#### Your instructions:
Keep the wording of each record exactly the same when you repeat it, and leave out pictures.

#### Records contained in a dataset:
------------------------------
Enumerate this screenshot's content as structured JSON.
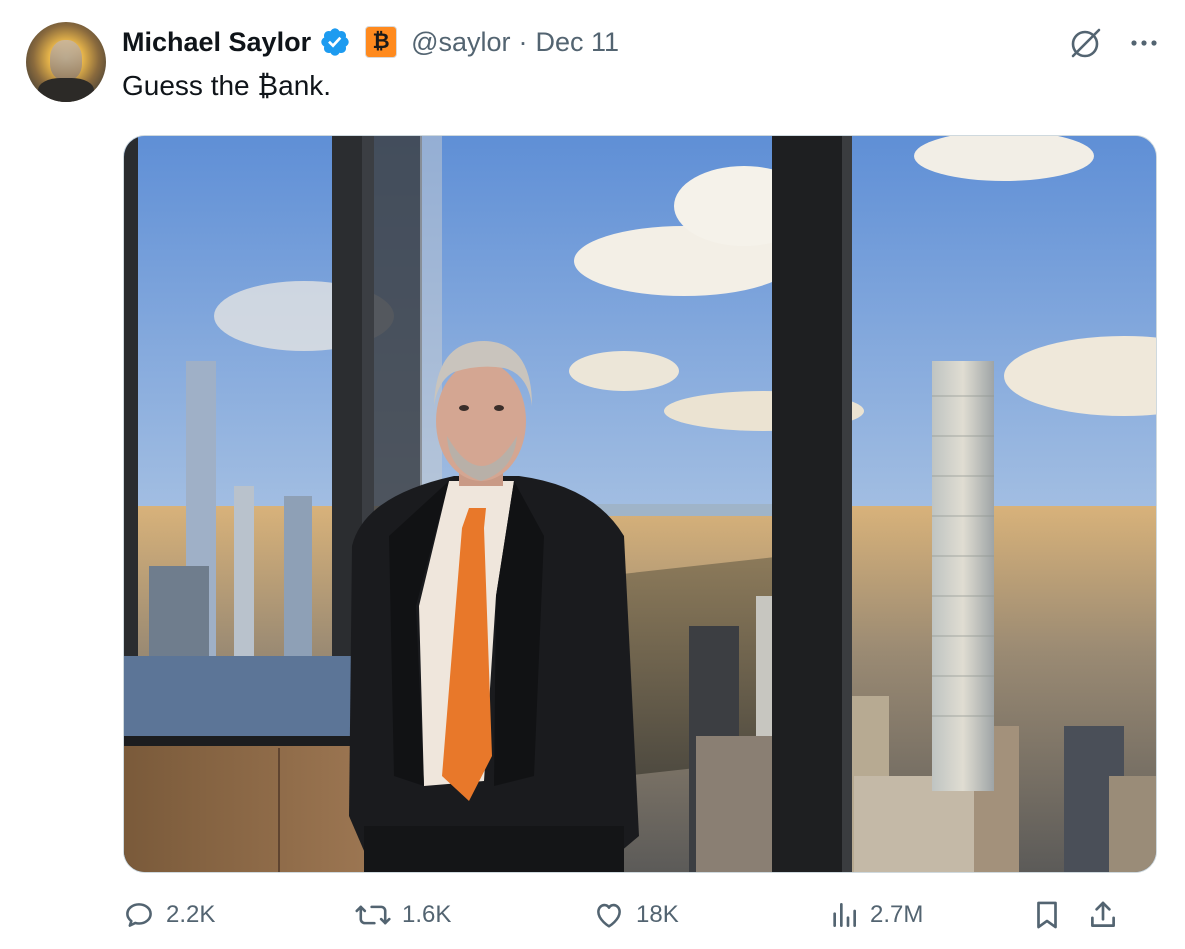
{
  "tweet": {
    "author_name": "Michael Saylor",
    "badge_symbol": "₿",
    "handle": "@saylor",
    "separator": "·",
    "date": "Dec 11",
    "text": "Guess the ₿ank."
  },
  "icons": {
    "verified": "verified-badge-icon",
    "bitcoin_badge": "bitcoin-affiliate-badge-icon",
    "grok": "grok-icon",
    "more": "more-options-icon",
    "reply": "reply-icon",
    "retweet": "retweet-icon",
    "like": "like-icon",
    "views": "views-icon",
    "bookmark": "bookmark-icon",
    "share": "share-icon"
  },
  "actions": {
    "replies": "2.2K",
    "retweets": "1.6K",
    "likes": "18K",
    "views": "2.7M"
  },
  "colors": {
    "text_primary": "#0f1419",
    "text_secondary": "#536471",
    "verified_blue": "#1d9bf0",
    "bitcoin_orange": "#ff8a1e",
    "tie_orange": "#e8782a"
  }
}
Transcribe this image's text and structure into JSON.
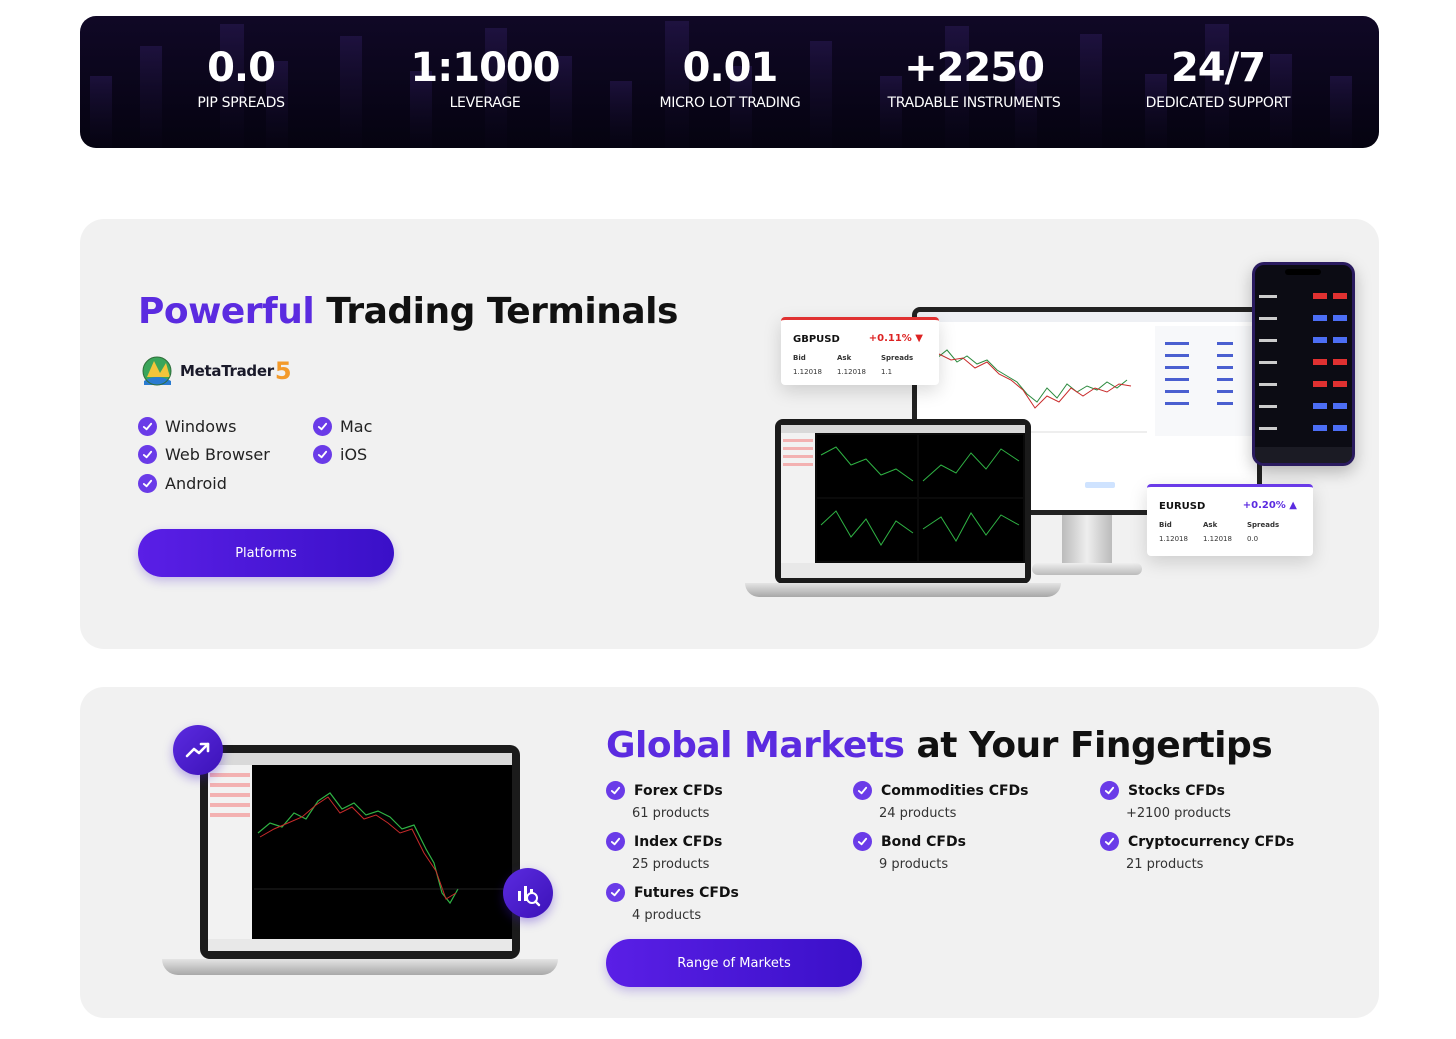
{
  "stats": [
    {
      "value": "0.0",
      "label": "PIP SPREADS"
    },
    {
      "value": "1:1000",
      "label": "LEVERAGE"
    },
    {
      "value": "0.01",
      "label": "MICRO LOT TRADING"
    },
    {
      "value": "+2250",
      "label": "TRADABLE INSTRUMENTS"
    },
    {
      "value": "24/7",
      "label": "DEDICATED SUPPORT"
    }
  ],
  "terminals": {
    "title_accent": "Powerful",
    "title_rest": "Trading Terminals",
    "logo_text": "MetaTrader",
    "logo_number": "5",
    "platforms": [
      "Windows",
      "Mac",
      "Web Browser",
      "iOS",
      "Android"
    ],
    "button": "Platforms",
    "quote_gbp": {
      "pair": "GBPUSD",
      "change": "+0.11% ▼",
      "bid_label": "Bid",
      "ask_label": "Ask",
      "spread_label": "Spreads",
      "bid": "1.12018",
      "ask": "1.12018",
      "spread": "1.1"
    },
    "quote_eur": {
      "pair": "EURUSD",
      "change": "+0.20% ▲",
      "bid_label": "Bid",
      "ask_label": "Ask",
      "spread_label": "Spreads",
      "bid": "1.12018",
      "ask": "1.12018",
      "spread": "0.0"
    }
  },
  "markets": {
    "title_accent": "Global Markets",
    "title_rest": "at Your Fingertips",
    "items": [
      {
        "name": "Forex CFDs",
        "count": "61 products"
      },
      {
        "name": "Commodities CFDs",
        "count": "24 products"
      },
      {
        "name": "Stocks CFDs",
        "count": "+2100 products"
      },
      {
        "name": "Index CFDs",
        "count": "25 products"
      },
      {
        "name": "Bond CFDs",
        "count": "9 products"
      },
      {
        "name": "Cryptocurrency CFDs",
        "count": "21 products"
      },
      {
        "name": "Futures CFDs",
        "count": "4 products"
      }
    ],
    "button": "Range of Markets"
  },
  "colors": {
    "accent": "#5b2be0",
    "button": "#4a17d8",
    "card_bg": "#f1f1f1",
    "stats_bg": "#0b0619",
    "down": "#d22222"
  }
}
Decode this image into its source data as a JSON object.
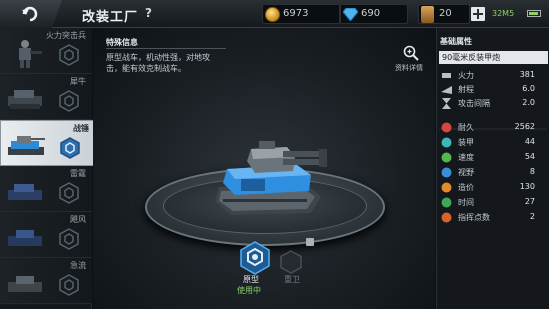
{
  "header": {
    "title": "改装工厂",
    "help_label": "?",
    "gold": "6973",
    "gems": "690",
    "fuel": "20",
    "time": "32M5",
    "back_icon": "back-arrow-icon"
  },
  "sidebar": {
    "items": [
      {
        "label": "火力突击兵",
        "active": false
      },
      {
        "label": "犀牛",
        "active": false
      },
      {
        "label": "战锤",
        "active": true
      },
      {
        "label": "雷霆",
        "active": false
      },
      {
        "label": "飓风",
        "active": false
      },
      {
        "label": "急流",
        "active": false
      }
    ]
  },
  "feature": {
    "title": "特殊信息",
    "description": "原型战车，机动性强，对地攻击，能有效克制战车。"
  },
  "zoom_label": "资料详情",
  "modes": [
    {
      "label": "原型",
      "status": "使用中"
    },
    {
      "label": "重卫",
      "status": ""
    }
  ],
  "panel": {
    "heading": "基础属性",
    "weapon": "90毫米反装甲炮",
    "weapon_stats": [
      {
        "key": "火力",
        "value": "381",
        "icon": "firepower-icon"
      },
      {
        "key": "射程",
        "value": "6.0",
        "icon": "range-icon"
      },
      {
        "key": "攻击间隔",
        "value": "2.0",
        "icon": "hourglass-icon"
      }
    ],
    "unit_stats": [
      {
        "key": "耐久",
        "value": "2562",
        "icon": "heart-icon",
        "color": "#d8463e"
      },
      {
        "key": "装甲",
        "value": "44",
        "icon": "armor-icon",
        "color": "#3fb6b6"
      },
      {
        "key": "速度",
        "value": "54",
        "icon": "speed-icon",
        "color": "#54b84a"
      },
      {
        "key": "视野",
        "value": "8",
        "icon": "eye-icon",
        "color": "#3b8fd6"
      },
      {
        "key": "造价",
        "value": "130",
        "icon": "cost-icon",
        "color": "#e38a2a"
      },
      {
        "key": "时间",
        "value": "27",
        "icon": "clock-icon",
        "color": "#3fa65a"
      },
      {
        "key": "指挥点数",
        "value": "2",
        "icon": "command-icon",
        "color": "#d8632a"
      }
    ]
  }
}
------------------------------
#### Exercise response:
Enumerate this screenshot's content as structured JSON.
{
  "tweet": {
    "author_name": "Michael Saylor",
    "badge_symbol": "₿",
    "handle": "@saylor",
    "separator": "·",
    "date": "Dec 11",
    "text": "Guess the ₿ank."
  },
  "icons": {
    "verified": "verified-badge-icon",
    "bitcoin_badge": "bitcoin-affiliate-badge-icon",
    "grok": "grok-icon",
    "more": "more-options-icon",
    "reply": "reply-icon",
    "retweet": "retweet-icon",
    "like": "like-icon",
    "views": "views-icon",
    "bookmark": "bookmark-icon",
    "share": "share-icon"
  },
  "actions": {
    "replies": "2.2K",
    "retweets": "1.6K",
    "likes": "18K",
    "views": "2.7M"
  },
  "colors": {
    "text_primary": "#0f1419",
    "text_secondary": "#536471",
    "verified_blue": "#1d9bf0",
    "bitcoin_orange": "#ff8a1e",
    "tie_orange": "#e8782a"
  }
}
Transcribe this image's text and structure into JSON.
{
  "stats": [
    {
      "value": "0.0",
      "label": "PIP SPREADS"
    },
    {
      "value": "1:1000",
      "label": "LEVERAGE"
    },
    {
      "value": "0.01",
      "label": "MICRO LOT TRADING"
    },
    {
      "value": "+2250",
      "label": "TRADABLE INSTRUMENTS"
    },
    {
      "value": "24/7",
      "label": "DEDICATED SUPPORT"
    }
  ],
  "terminals": {
    "title_accent": "Powerful",
    "title_rest": "Trading Terminals",
    "logo_text": "MetaTrader",
    "logo_number": "5",
    "platforms": [
      "Windows",
      "Mac",
      "Web Browser",
      "iOS",
      "Android"
    ],
    "button": "Platforms",
    "quote_gbp": {
      "pair": "GBPUSD",
      "change": "+0.11% ▼",
      "bid_label": "Bid",
      "ask_label": "Ask",
      "spread_label": "Spreads",
      "bid": "1.12018",
      "ask": "1.12018",
      "spread": "1.1"
    },
    "quote_eur": {
      "pair": "EURUSD",
      "change": "+0.20% ▲",
      "bid_label": "Bid",
      "ask_label": "Ask",
      "spread_label": "Spreads",
      "bid": "1.12018",
      "ask": "1.12018",
      "spread": "0.0"
    }
  },
  "markets": {
    "title_accent": "Global Markets",
    "title_rest": "at Your Fingertips",
    "items": [
      {
        "name": "Forex CFDs",
        "count": "61 products"
      },
      {
        "name": "Commodities CFDs",
        "count": "24 products"
      },
      {
        "name": "Stocks CFDs",
        "count": "+2100 products"
      },
      {
        "name": "Index CFDs",
        "count": "25 products"
      },
      {
        "name": "Bond CFDs",
        "count": "9 products"
      },
      {
        "name": "Cryptocurrency CFDs",
        "count": "21 products"
      },
      {
        "name": "Futures CFDs",
        "count": "4 products"
      }
    ],
    "button": "Range of Markets"
  },
  "colors": {
    "accent": "#5b2be0",
    "button": "#4a17d8",
    "card_bg": "#f1f1f1",
    "stats_bg": "#0b0619",
    "down": "#d22222"
  }
}
Decode this image into its source data as a JSON object.
{
  "header": {
    "title": "改装工厂",
    "help_label": "?",
    "gold": "6973",
    "gems": "690",
    "fuel": "20",
    "time": "32M5",
    "back_icon": "back-arrow-icon"
  },
  "sidebar": {
    "items": [
      {
        "label": "火力突击兵",
        "active": false
      },
      {
        "label": "犀牛",
        "active": false
      },
      {
        "label": "战锤",
        "active": true
      },
      {
        "label": "雷霆",
        "active": false
      },
      {
        "label": "飓风",
        "active": false
      },
      {
        "label": "急流",
        "active": false
      }
    ]
  },
  "feature": {
    "title": "特殊信息",
    "description": "原型战车，机动性强，对地攻击，能有效克制战车。"
  },
  "zoom_label": "资料详情",
  "modes": [
    {
      "label": "原型",
      "status": "使用中"
    },
    {
      "label": "重卫",
      "status": ""
    }
  ],
  "panel": {
    "heading": "基础属性",
    "weapon": "90毫米反装甲炮",
    "weapon_stats": [
      {
        "key": "火力",
        "value": "381",
        "icon": "firepower-icon"
      },
      {
        "key": "射程",
        "value": "6.0",
        "icon": "range-icon"
      },
      {
        "key": "攻击间隔",
        "value": "2.0",
        "icon": "hourglass-icon"
      }
    ],
    "unit_stats": [
      {
        "key": "耐久",
        "value": "2562",
        "icon": "heart-icon",
        "color": "#d8463e"
      },
      {
        "key": "装甲",
        "value": "44",
        "icon": "armor-icon",
        "color": "#3fb6b6"
      },
      {
        "key": "速度",
        "value": "54",
        "icon": "speed-icon",
        "color": "#54b84a"
      },
      {
        "key": "视野",
        "value": "8",
        "icon": "eye-icon",
        "color": "#3b8fd6"
      },
      {
        "key": "造价",
        "value": "130",
        "icon": "cost-icon",
        "color": "#e38a2a"
      },
      {
        "key": "时间",
        "value": "27",
        "icon": "clock-icon",
        "color": "#3fa65a"
      },
      {
        "key": "指挥点数",
        "value": "2",
        "icon": "command-icon",
        "color": "#d8632a"
      }
    ]
  }
}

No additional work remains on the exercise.